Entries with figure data
▼▼▼

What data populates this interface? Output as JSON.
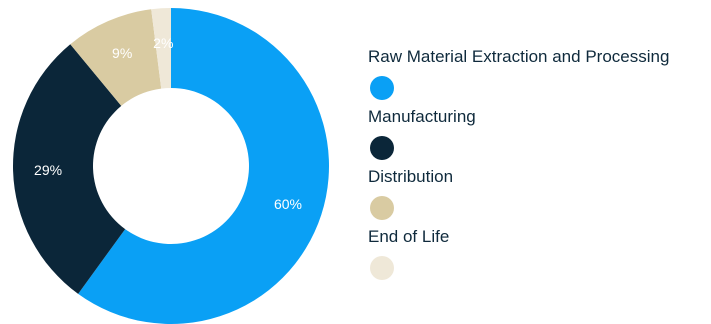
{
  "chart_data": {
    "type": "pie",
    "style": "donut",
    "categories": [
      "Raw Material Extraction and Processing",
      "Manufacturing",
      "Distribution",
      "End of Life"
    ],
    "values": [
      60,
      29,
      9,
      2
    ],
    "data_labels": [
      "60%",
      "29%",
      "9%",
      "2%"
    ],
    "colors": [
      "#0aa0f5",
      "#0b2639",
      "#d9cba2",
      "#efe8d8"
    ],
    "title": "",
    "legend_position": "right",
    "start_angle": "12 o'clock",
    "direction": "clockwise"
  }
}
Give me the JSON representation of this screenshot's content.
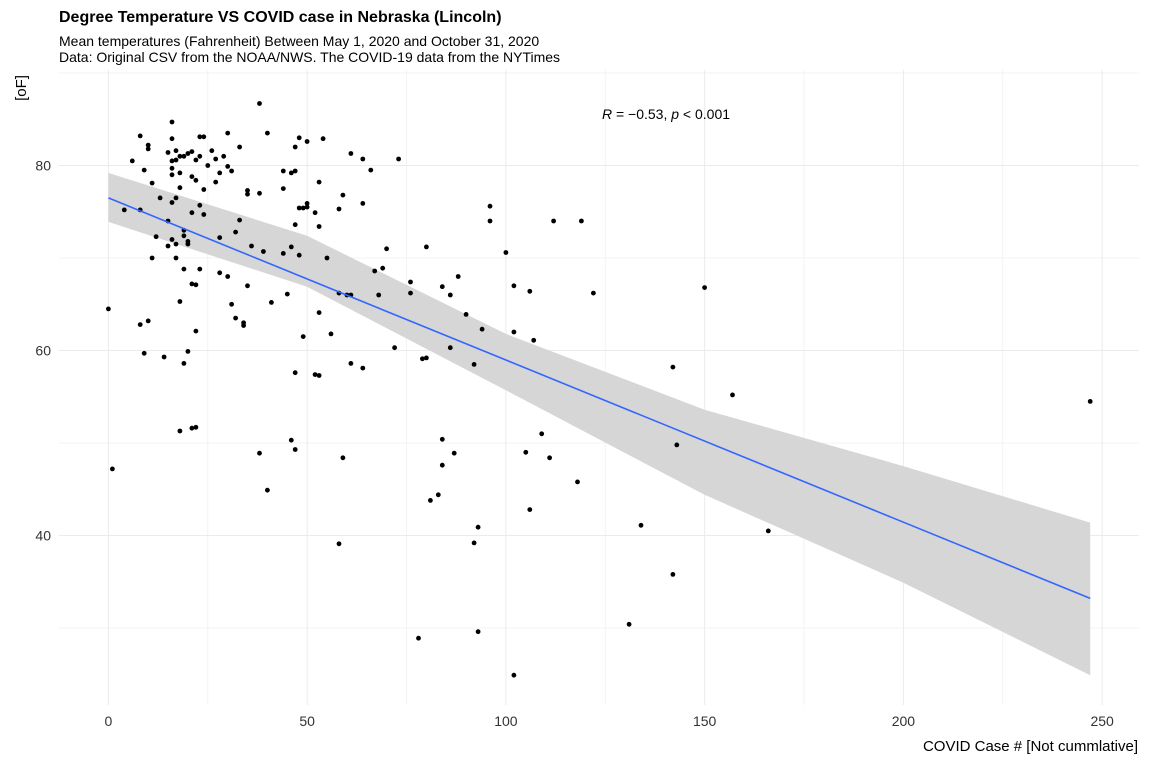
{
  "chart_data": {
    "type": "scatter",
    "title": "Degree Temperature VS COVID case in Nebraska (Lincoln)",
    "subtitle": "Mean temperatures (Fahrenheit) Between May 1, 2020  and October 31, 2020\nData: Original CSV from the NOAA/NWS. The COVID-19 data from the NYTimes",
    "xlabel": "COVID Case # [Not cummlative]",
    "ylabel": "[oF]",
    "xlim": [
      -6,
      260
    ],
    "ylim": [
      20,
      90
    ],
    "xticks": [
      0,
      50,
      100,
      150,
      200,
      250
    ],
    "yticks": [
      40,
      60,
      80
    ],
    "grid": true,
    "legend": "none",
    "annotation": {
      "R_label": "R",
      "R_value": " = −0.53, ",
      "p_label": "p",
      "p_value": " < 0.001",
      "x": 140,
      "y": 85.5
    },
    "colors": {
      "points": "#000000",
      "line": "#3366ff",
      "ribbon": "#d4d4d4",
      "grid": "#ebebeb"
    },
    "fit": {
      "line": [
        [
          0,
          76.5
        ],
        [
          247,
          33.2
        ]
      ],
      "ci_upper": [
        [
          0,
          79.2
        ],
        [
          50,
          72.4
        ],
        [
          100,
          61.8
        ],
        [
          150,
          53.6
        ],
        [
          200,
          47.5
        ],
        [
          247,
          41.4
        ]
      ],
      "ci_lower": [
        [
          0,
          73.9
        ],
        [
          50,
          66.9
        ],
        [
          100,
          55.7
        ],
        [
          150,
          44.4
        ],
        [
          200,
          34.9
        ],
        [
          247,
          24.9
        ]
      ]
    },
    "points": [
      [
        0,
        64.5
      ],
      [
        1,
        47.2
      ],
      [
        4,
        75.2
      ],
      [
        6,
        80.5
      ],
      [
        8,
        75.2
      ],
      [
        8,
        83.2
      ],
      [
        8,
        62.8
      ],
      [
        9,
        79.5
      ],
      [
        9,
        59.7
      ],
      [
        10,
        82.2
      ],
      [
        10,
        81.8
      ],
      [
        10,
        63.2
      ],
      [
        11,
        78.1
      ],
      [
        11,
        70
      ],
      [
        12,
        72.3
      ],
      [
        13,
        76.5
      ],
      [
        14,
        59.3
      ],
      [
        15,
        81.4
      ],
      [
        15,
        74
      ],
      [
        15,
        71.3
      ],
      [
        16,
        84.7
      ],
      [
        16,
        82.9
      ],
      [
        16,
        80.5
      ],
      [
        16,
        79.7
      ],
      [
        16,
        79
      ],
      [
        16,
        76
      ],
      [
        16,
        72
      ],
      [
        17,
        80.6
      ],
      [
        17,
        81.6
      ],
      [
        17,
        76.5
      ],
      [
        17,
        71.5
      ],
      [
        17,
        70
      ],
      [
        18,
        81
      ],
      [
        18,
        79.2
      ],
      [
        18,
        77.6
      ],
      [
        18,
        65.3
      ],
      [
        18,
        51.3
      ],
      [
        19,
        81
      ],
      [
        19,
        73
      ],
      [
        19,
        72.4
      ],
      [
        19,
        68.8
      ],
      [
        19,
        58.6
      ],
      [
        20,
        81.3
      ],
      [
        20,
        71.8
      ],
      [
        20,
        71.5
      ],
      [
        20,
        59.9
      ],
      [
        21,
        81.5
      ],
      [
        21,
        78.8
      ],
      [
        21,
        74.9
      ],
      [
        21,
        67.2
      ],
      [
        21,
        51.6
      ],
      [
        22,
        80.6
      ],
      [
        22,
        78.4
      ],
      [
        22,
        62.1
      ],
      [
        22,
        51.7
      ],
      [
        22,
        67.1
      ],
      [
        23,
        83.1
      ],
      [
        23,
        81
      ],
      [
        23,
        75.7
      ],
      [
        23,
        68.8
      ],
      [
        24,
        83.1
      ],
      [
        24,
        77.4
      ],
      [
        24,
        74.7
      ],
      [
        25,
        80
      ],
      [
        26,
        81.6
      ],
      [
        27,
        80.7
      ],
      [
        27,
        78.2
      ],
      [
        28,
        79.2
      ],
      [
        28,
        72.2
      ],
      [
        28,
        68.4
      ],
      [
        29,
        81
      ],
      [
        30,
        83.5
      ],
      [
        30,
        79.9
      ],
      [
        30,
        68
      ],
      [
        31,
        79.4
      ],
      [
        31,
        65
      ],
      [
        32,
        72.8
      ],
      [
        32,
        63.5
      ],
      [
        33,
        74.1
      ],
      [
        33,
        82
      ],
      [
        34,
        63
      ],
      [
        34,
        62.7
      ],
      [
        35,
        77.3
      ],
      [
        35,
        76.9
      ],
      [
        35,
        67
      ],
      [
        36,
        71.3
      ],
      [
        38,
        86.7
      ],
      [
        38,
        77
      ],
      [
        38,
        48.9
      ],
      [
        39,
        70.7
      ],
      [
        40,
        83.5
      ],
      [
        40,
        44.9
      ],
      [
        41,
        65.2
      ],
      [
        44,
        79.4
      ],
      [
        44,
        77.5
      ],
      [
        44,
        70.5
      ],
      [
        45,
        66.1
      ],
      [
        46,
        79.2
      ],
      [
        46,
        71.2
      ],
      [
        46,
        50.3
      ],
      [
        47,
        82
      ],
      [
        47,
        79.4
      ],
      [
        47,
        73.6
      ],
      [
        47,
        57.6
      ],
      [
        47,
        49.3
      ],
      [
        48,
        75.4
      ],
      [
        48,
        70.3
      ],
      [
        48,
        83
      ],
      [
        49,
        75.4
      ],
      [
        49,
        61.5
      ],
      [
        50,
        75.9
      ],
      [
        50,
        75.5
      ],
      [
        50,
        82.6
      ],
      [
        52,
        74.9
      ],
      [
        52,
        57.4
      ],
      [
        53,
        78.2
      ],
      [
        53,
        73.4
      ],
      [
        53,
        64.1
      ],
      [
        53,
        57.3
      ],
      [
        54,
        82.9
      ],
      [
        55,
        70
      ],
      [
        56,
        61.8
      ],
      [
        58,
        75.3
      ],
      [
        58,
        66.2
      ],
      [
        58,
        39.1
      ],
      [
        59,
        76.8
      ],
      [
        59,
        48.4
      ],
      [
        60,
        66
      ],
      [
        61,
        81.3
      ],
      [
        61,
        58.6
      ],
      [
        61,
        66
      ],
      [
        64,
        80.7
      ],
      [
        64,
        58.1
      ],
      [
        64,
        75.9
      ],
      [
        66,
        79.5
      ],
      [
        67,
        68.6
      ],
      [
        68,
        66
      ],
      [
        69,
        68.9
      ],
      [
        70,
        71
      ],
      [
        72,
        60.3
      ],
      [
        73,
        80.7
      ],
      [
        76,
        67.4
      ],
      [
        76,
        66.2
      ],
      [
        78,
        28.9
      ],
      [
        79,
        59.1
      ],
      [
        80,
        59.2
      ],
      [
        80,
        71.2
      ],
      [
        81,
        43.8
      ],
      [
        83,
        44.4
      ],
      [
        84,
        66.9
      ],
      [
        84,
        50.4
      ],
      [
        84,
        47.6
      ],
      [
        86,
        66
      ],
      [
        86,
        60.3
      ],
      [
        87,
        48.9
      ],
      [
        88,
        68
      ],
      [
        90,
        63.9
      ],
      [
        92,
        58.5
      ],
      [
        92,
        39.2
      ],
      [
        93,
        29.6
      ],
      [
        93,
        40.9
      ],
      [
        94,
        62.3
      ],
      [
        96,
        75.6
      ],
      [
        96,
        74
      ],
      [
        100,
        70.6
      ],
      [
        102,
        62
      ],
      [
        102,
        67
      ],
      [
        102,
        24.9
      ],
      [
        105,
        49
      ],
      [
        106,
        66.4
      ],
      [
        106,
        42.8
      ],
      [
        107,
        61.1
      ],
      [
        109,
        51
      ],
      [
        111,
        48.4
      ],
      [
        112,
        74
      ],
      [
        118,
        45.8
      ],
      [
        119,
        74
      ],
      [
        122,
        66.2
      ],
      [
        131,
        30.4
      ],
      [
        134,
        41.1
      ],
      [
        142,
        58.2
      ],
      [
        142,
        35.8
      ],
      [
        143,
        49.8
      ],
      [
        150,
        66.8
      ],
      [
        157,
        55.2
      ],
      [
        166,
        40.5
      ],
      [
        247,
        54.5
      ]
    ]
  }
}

▲▲▲
▼▼▼

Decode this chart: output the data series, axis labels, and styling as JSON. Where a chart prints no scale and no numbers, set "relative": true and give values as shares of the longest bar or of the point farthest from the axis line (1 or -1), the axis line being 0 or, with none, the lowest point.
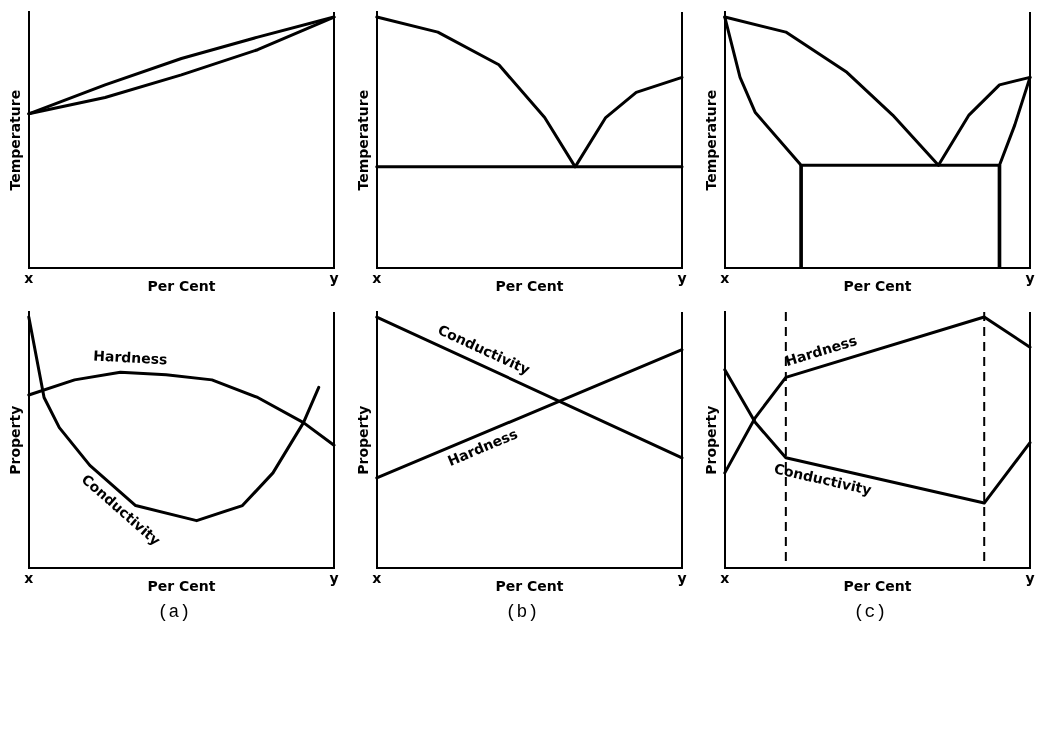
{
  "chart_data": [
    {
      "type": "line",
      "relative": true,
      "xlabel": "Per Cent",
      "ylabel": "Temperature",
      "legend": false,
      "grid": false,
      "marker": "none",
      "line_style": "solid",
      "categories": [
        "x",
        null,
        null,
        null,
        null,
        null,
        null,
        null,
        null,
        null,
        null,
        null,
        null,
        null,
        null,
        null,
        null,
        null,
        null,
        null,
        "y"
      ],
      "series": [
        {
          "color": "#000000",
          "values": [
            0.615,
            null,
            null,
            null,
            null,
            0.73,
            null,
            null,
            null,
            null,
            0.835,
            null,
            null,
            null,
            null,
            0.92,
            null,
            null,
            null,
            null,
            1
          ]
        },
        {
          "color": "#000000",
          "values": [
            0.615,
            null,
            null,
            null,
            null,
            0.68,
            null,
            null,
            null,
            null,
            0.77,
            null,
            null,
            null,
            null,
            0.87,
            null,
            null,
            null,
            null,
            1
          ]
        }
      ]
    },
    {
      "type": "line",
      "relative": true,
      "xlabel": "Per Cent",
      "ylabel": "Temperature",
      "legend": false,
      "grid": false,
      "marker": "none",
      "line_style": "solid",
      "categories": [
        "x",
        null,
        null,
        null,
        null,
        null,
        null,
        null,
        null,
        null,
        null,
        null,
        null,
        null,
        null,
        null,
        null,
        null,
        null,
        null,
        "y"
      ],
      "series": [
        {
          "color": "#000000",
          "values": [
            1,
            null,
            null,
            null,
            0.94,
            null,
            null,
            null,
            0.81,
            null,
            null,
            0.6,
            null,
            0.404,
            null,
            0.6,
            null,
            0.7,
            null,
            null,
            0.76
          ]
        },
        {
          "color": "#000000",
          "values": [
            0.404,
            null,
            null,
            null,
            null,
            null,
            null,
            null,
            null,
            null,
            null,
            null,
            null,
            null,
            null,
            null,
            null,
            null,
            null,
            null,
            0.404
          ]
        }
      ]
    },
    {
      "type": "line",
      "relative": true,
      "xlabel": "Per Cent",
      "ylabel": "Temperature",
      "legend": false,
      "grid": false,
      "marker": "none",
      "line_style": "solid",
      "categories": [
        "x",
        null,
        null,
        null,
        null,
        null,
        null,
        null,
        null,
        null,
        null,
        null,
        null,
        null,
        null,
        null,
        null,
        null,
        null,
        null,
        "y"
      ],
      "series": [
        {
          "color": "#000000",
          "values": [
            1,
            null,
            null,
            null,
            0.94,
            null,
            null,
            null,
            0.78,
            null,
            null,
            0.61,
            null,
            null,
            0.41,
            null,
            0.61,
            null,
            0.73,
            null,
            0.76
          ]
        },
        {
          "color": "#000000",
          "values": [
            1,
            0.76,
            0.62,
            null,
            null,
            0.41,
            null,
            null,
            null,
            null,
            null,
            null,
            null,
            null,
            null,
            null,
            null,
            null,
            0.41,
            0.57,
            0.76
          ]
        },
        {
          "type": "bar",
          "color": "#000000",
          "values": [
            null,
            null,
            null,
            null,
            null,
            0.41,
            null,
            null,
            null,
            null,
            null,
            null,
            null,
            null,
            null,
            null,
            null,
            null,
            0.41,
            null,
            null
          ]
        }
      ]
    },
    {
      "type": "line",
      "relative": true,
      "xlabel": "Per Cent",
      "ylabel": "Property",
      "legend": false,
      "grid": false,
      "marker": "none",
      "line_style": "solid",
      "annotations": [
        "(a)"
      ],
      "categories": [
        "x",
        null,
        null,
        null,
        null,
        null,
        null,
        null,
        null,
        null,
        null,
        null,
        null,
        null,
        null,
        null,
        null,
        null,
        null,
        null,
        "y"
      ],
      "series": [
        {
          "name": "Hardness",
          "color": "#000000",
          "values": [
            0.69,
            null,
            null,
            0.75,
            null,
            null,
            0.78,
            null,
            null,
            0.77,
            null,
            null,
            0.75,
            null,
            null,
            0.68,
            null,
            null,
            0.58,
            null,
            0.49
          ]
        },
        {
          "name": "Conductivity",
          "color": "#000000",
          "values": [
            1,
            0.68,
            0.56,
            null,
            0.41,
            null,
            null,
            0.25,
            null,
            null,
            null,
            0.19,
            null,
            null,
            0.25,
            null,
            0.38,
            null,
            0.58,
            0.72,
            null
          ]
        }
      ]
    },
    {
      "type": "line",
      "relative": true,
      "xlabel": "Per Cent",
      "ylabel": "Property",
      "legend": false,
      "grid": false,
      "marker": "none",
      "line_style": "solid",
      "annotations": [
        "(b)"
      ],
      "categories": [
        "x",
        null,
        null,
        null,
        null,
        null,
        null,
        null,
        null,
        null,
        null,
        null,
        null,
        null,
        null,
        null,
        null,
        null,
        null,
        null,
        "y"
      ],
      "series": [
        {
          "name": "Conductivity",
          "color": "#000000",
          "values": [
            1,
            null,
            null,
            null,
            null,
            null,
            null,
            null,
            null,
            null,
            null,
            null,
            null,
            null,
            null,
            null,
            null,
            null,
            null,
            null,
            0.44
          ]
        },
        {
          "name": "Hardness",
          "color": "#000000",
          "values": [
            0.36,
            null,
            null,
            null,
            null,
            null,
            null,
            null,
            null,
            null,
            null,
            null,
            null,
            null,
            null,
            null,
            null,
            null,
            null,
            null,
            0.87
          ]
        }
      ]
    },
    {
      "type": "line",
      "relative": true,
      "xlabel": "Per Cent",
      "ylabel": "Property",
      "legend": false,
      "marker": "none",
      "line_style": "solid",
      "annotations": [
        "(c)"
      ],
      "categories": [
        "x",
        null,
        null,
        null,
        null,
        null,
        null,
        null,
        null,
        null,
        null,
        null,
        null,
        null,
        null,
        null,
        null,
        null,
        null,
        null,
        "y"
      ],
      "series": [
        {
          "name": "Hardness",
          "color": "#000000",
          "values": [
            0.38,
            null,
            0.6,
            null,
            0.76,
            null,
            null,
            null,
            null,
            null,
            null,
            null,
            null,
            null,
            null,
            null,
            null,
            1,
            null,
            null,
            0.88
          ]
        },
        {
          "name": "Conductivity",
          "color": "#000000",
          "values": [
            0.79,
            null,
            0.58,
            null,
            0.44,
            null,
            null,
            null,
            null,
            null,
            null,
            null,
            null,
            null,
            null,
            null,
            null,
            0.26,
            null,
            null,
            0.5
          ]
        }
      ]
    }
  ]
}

▲▲▲

- BRIEF
Copy each line of the listing that includes "from".

- REPLY
    "subtitle": "Mean temperatures (Fahrenheit) Between May 1, 2020  and October 31, 2020\nData: Original CSV from the NOAA/NWS. The COVID-19 data from the NYTimes",
Decode this chart: output the data series, axis labels, and styling as JSON. Where a chart prints no scale and no numbers, set "relative": true and give values as shares of the longest bar or of the point farthest from the axis line (1 or -1), the axis line being 0 or, with none, the lowest point.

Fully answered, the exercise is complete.